== Exercise goal ==
Every entry below should be printed exactly, without its images.

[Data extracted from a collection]
################

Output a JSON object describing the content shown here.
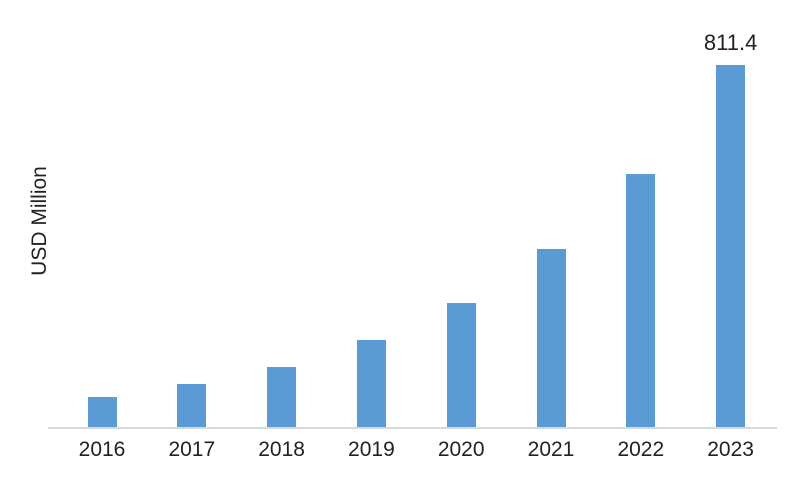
{
  "chart_data": {
    "type": "bar",
    "title": "",
    "xlabel": "",
    "ylabel": "USD Million",
    "categories": [
      "2016",
      "2017",
      "2018",
      "2019",
      "2020",
      "2021",
      "2022",
      "2023"
    ],
    "values": [
      68,
      97,
      134,
      194,
      279,
      398,
      568,
      811.4
    ],
    "data_labels": [
      null,
      null,
      null,
      null,
      null,
      null,
      null,
      "811.4"
    ],
    "ylim": [
      0,
      880
    ],
    "grid": false,
    "legend": false,
    "bar_color": "#5B9BD5",
    "axis_line_color": "#D9D9D9",
    "text_color": "#222222"
  }
}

################

== Solution for this problem ==
Output a JSON object describing the content shown here.
{
  "chart_data": {
    "type": "bar",
    "title": "",
    "xlabel": "",
    "ylabel": "USD Million",
    "categories": [
      "2016",
      "2017",
      "2018",
      "2019",
      "2020",
      "2021",
      "2022",
      "2023"
    ],
    "values": [
      68,
      97,
      134,
      194,
      279,
      398,
      568,
      811.4
    ],
    "data_labels": [
      null,
      null,
      null,
      null,
      null,
      null,
      null,
      "811.4"
    ],
    "ylim": [
      0,
      880
    ],
    "grid": false,
    "legend": false,
    "bar_color": "#5B9BD5",
    "axis_line_color": "#D9D9D9",
    "text_color": "#222222"
  }
}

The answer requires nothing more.